> _Task to carry out_
Starting at the line that contains "Type out the text in this image.", write out each line through the end of the data below, exactly as it stands. Skip any pictures.

> _Stored records_
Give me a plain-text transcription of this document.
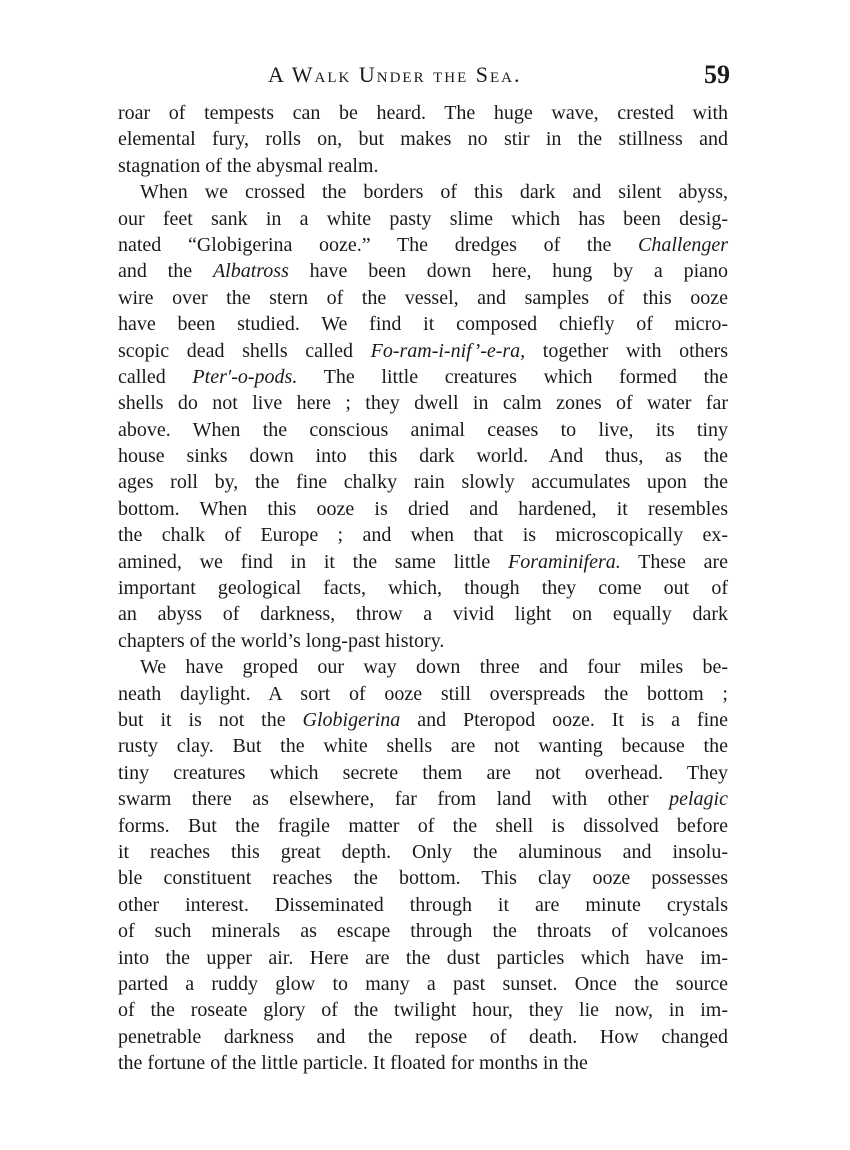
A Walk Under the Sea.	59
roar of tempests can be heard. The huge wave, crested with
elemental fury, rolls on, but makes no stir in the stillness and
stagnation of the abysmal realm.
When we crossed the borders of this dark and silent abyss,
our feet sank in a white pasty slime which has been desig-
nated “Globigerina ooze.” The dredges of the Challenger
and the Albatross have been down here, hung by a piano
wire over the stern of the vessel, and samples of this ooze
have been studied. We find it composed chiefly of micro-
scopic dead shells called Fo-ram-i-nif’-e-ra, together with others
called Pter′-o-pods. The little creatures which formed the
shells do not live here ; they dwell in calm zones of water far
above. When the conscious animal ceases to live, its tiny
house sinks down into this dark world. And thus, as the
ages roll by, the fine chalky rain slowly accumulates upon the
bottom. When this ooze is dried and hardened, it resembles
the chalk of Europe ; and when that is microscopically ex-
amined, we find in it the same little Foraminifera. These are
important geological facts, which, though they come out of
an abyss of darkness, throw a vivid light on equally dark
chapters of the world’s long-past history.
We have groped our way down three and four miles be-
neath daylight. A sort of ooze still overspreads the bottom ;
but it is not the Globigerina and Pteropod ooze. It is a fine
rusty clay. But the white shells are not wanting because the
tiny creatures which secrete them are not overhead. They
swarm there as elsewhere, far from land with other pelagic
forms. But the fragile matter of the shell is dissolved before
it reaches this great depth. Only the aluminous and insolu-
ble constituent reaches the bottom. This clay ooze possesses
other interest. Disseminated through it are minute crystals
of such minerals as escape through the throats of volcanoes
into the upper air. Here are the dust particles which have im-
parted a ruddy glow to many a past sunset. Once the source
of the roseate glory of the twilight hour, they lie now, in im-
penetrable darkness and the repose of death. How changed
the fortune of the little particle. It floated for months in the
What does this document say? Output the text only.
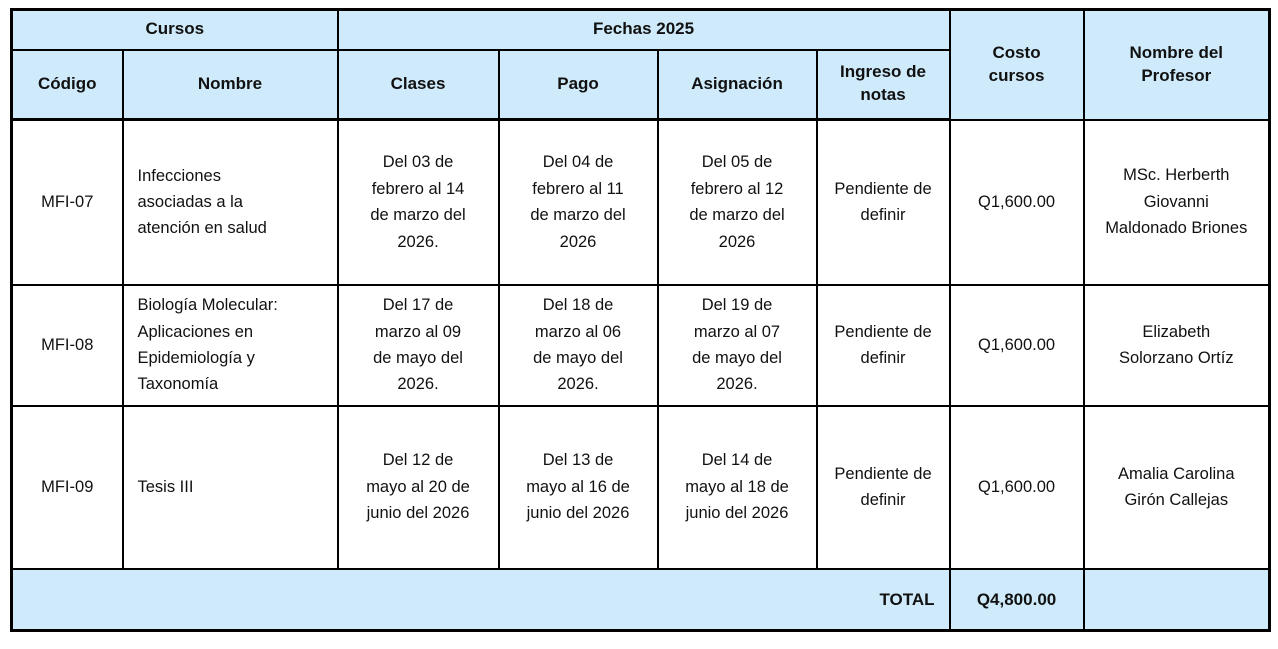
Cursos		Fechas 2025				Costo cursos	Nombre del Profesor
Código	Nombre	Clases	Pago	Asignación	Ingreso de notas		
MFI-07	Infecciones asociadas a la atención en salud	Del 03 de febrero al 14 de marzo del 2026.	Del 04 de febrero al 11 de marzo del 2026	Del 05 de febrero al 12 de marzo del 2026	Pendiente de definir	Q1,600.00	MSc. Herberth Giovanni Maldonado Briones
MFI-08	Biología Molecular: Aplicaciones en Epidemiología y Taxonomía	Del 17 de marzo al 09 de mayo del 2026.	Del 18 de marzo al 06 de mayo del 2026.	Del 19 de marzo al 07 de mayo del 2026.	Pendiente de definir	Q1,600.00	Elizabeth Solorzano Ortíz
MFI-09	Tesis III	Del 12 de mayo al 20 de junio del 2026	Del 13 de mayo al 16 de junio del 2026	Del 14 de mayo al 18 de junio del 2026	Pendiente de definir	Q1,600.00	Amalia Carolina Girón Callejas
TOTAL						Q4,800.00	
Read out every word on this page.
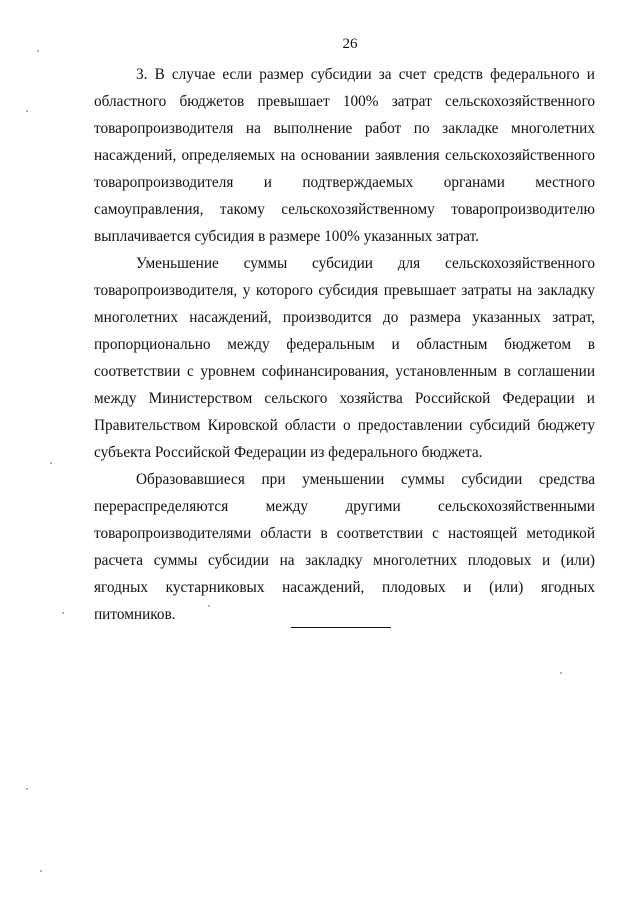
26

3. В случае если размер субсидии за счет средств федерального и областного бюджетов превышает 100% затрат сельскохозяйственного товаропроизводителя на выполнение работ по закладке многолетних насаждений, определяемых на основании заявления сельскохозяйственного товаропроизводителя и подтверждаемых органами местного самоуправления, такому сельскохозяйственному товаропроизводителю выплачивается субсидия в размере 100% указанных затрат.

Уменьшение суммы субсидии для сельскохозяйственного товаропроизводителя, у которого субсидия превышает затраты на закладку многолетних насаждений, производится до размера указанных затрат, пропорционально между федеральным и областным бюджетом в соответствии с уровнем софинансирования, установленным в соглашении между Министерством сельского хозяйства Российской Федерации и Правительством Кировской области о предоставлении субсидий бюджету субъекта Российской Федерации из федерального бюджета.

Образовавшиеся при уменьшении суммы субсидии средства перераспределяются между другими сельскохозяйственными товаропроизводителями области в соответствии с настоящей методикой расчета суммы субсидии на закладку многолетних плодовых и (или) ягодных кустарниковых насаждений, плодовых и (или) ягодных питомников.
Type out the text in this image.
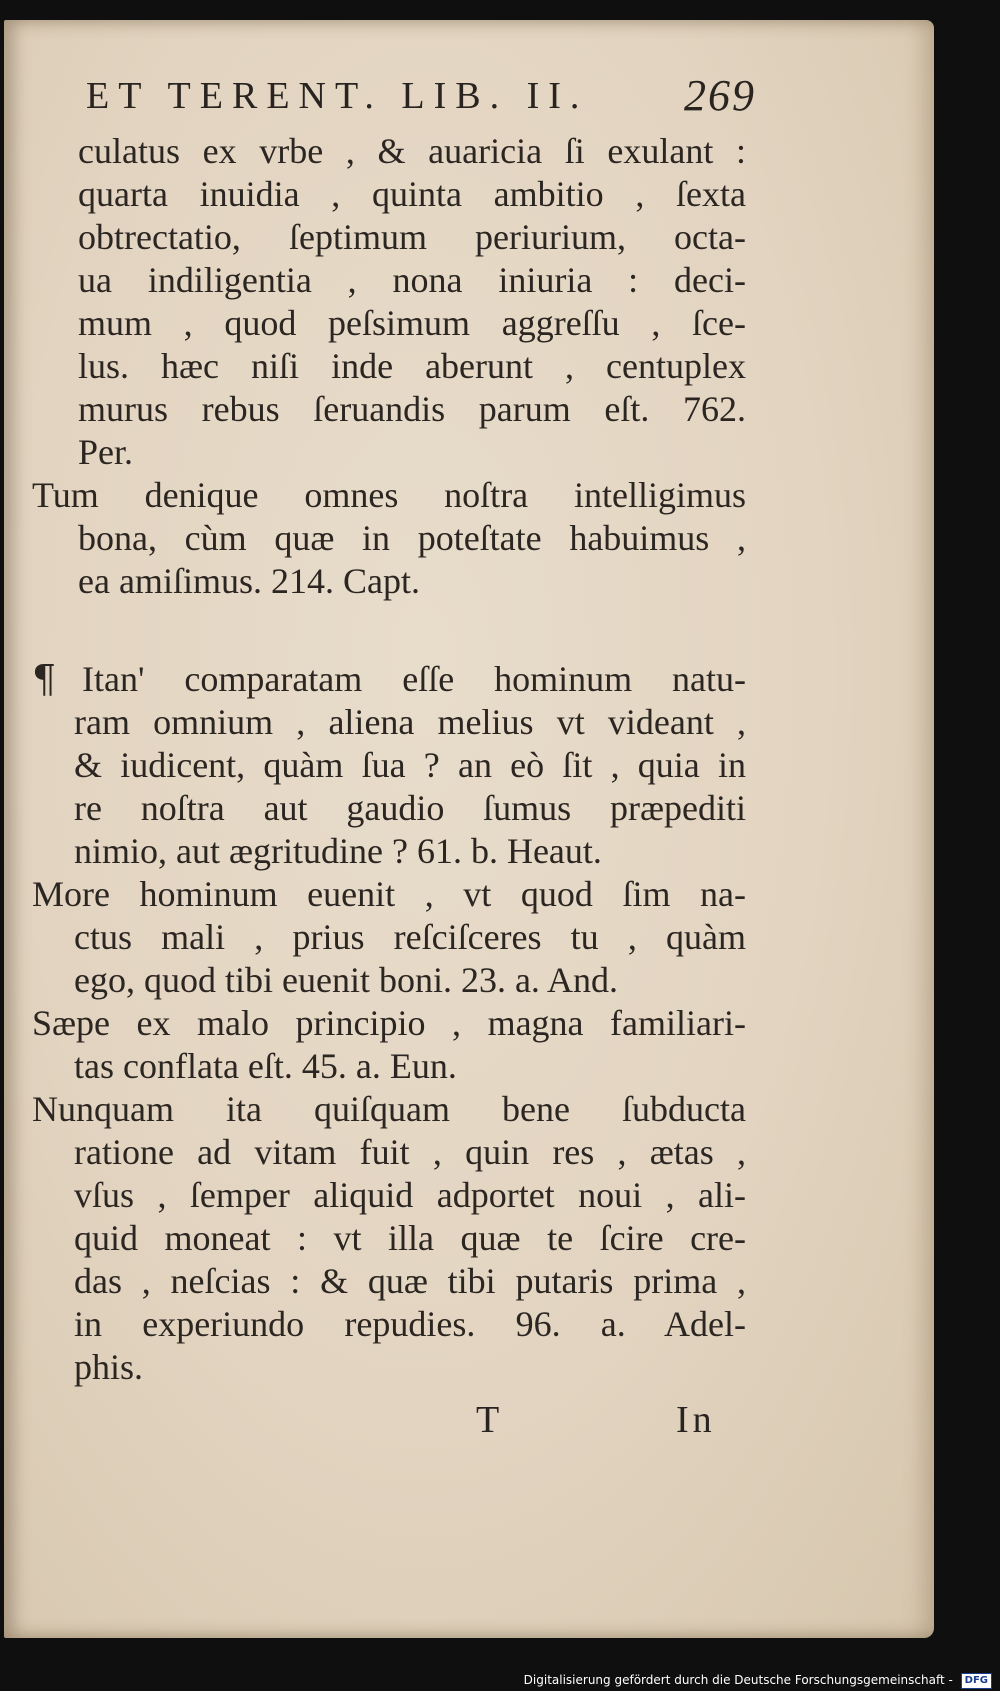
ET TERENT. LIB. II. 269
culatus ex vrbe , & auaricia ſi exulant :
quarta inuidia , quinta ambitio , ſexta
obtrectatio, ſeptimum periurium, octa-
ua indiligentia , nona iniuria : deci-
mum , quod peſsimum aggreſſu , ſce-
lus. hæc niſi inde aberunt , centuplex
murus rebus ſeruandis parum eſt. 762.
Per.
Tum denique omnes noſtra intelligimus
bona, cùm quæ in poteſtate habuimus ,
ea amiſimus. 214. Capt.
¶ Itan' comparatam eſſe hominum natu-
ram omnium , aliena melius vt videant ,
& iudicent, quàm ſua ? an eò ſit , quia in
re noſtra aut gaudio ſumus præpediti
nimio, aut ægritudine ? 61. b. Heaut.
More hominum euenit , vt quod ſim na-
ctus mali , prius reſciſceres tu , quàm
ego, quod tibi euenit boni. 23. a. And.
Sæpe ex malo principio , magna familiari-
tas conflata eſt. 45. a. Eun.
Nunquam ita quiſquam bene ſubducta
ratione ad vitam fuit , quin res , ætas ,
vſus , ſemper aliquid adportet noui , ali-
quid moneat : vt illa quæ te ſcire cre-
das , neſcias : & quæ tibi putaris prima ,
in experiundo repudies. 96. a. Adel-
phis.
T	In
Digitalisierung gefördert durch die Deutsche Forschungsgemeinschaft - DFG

> _Exercise output_
Type out the text in this image.
ET TERENT. LIB. II. 269
culatus ex vrbe , & auaricia ſi exulant :
quarta inuidia , quinta ambitio , ſexta
obtrectatio, ſeptimum periurium, octa-
ua indiligentia , nona iniuria : deci-
mum , quod peſsimum aggreſſu , ſce-
lus. hæc niſi inde aberunt , centuplex
murus rebus ſeruandis parum eſt. 762.
Per.
Tum denique omnes noſtra intelligimus
bona, cùm quæ in poteſtate habuimus ,
ea amiſimus. 214. Capt.
¶ Itan' comparatam eſſe hominum natu-
ram omnium , aliena melius vt videant ,
& iudicent, quàm ſua ? an eò ſit , quia in
re noſtra aut gaudio ſumus præpediti
nimio, aut ægritudine ? 61. b. Heaut.
More hominum euenit , vt quod ſim na-
ctus mali , prius reſciſceres tu , quàm
ego, quod tibi euenit boni. 23. a. And.
Sæpe ex malo principio , magna familiari-
tas conflata eſt. 45. a. Eun.
Nunquam ita quiſquam bene ſubducta
ratione ad vitam fuit , quin res , ætas ,
vſus , ſemper aliquid adportet noui , ali-
quid moneat : vt illa quæ te ſcire cre-
das , neſcias : & quæ tibi putaris prima ,
in experiundo repudies. 96. a. Adel-
phis.
T	In
Digitalisierung gefördert durch die Deutsche Forschungsgemeinschaft - DFG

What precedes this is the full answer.